* The problem *
Return each entry exactly, omitting nothing.

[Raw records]
════════════════

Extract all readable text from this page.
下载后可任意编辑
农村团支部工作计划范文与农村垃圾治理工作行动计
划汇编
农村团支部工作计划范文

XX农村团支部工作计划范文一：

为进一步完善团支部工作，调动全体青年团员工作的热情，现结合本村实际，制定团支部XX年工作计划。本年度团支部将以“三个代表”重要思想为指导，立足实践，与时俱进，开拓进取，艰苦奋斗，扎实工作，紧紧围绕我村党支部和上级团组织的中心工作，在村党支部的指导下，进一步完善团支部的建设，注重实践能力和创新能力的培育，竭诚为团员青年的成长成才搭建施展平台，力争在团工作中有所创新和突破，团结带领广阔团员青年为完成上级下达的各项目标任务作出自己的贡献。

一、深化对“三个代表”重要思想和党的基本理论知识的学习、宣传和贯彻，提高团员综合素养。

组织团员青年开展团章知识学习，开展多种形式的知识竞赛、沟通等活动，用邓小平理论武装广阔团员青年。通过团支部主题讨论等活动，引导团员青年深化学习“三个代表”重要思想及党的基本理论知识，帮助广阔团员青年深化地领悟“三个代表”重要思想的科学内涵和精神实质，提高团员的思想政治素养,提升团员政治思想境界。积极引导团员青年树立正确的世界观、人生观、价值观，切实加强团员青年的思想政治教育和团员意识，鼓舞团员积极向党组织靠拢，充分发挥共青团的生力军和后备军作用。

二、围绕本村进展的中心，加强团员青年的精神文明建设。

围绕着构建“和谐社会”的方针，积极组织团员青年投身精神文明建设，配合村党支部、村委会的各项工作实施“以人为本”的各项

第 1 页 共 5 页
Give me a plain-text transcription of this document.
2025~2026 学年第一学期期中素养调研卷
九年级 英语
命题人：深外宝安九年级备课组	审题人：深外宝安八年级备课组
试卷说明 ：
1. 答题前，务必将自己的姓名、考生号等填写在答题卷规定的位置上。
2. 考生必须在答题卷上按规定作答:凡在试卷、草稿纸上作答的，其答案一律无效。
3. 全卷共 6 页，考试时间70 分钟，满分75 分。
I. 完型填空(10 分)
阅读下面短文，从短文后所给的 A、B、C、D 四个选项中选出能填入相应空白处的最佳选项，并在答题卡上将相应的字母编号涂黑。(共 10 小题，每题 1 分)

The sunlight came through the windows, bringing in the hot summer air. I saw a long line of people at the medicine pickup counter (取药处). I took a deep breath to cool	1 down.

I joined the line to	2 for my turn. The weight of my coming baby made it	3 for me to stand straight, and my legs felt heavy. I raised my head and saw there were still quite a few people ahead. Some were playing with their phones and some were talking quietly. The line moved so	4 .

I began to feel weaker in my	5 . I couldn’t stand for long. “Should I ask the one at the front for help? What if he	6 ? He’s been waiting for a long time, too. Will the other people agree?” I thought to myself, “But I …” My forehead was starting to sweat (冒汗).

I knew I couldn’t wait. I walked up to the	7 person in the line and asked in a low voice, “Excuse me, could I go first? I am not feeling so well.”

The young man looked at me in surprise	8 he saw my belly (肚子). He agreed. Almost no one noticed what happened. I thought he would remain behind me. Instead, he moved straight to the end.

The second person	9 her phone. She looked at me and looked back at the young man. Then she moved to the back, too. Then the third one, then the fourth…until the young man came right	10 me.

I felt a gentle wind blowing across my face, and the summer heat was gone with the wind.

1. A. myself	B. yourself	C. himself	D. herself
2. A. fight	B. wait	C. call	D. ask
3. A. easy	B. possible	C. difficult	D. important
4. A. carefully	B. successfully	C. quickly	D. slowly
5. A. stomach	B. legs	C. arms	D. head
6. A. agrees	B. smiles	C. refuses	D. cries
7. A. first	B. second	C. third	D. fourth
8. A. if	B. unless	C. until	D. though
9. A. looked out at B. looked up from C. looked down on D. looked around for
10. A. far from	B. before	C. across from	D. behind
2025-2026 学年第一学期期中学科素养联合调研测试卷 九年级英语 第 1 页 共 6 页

════════════════

* Solution for this exercise *
Extract all readable text from this page.
下载后可任意编辑
农村团支部工作计划范文与农村垃圾治理工作行动计
划汇编
农村团支部工作计划范文

XX农村团支部工作计划范文一：

为进一步完善团支部工作，调动全体青年团员工作的热情，现结合本村实际，制定团支部XX年工作计划。本年度团支部将以“三个代表”重要思想为指导，立足实践，与时俱进，开拓进取，艰苦奋斗，扎实工作，紧紧围绕我村党支部和上级团组织的中心工作，在村党支部的指导下，进一步完善团支部的建设，注重实践能力和创新能力的培育，竭诚为团员青年的成长成才搭建施展平台，力争在团工作中有所创新和突破，团结带领广阔团员青年为完成上级下达的各项目标任务作出自己的贡献。

一、深化对“三个代表”重要思想和党的基本理论知识的学习、宣传和贯彻，提高团员综合素养。

组织团员青年开展团章知识学习，开展多种形式的知识竞赛、沟通等活动，用邓小平理论武装广阔团员青年。通过团支部主题讨论等活动，引导团员青年深化学习“三个代表”重要思想及党的基本理论知识，帮助广阔团员青年深化地领悟“三个代表”重要思想的科学内涵和精神实质，提高团员的思想政治素养,提升团员政治思想境界。积极引导团员青年树立正确的世界观、人生观、价值观，切实加强团员青年的思想政治教育和团员意识，鼓舞团员积极向党组织靠拢，充分发挥共青团的生力军和后备军作用。

二、围绕本村进展的中心，加强团员青年的精神文明建设。

围绕着构建“和谐社会”的方针，积极组织团员青年投身精神文明建设，配合村党支部、村委会的各项工作实施“以人为本”的各项

第 1 页 共 5 页
Give me a plain-text transcription of this document.
2025~2026 学年第一学期期中素养调研卷
九年级 英语
命题人：深外宝安九年级备课组	审题人：深外宝安八年级备课组
试卷说明 ：
1. 答题前，务必将自己的姓名、考生号等填写在答题卷规定的位置上。
2. 考生必须在答题卷上按规定作答:凡在试卷、草稿纸上作答的，其答案一律无效。
3. 全卷共 6 页，考试时间70 分钟，满分75 分。
I. 完型填空(10 分)
阅读下面短文，从短文后所给的 A、B、C、D 四个选项中选出能填入相应空白处的最佳选项，并在答题卡上将相应的字母编号涂黑。(共 10 小题，每题 1 分)

The sunlight came through the windows, bringing in the hot summer air. I saw a long line of people at the medicine pickup counter (取药处). I took a deep breath to cool	1 down.

I joined the line to	2 for my turn. The weight of my coming baby made it	3 for me to stand straight, and my legs felt heavy. I raised my head and saw there were still quite a few people ahead. Some were playing with their phones and some were talking quietly. The line moved so	4 .

I began to feel weaker in my	5 . I couldn’t stand for long. “Should I ask the one at the front for help? What if he	6 ? He’s been waiting for a long time, too. Will the other people agree?” I thought to myself, “But I …” My forehead was starting to sweat (冒汗).

I knew I couldn’t wait. I walked up to the	7 person in the line and asked in a low voice, “Excuse me, could I go first? I am not feeling so well.”

The young man looked at me in surprise	8 he saw my belly (肚子). He agreed. Almost no one noticed what happened. I thought he would remain behind me. Instead, he moved straight to the end.

The second person	9 her phone. She looked at me and looked back at the young man. Then she moved to the back, too. Then the third one, then the fourth…until the young man came right	10 me.

I felt a gentle wind blowing across my face, and the summer heat was gone with the wind.

1. A. myself	B. yourself	C. himself	D. herself
2. A. fight	B. wait	C. call	D. ask
3. A. easy	B. possible	C. difficult	D. important
4. A. carefully	B. successfully	C. quickly	D. slowly
5. A. stomach	B. legs	C. arms	D. head
6. A. agrees	B. smiles	C. refuses	D. cries
7. A. first	B. second	C. third	D. fourth
8. A. if	B. unless	C. until	D. though
9. A. looked out at B. looked up from C. looked down on D. looked around for
10. A. far from	B. before	C. across from	D. behind
2025-2026 学年第一学期期中学科素养联合调研测试卷 九年级英语 第 1 页 共 6 页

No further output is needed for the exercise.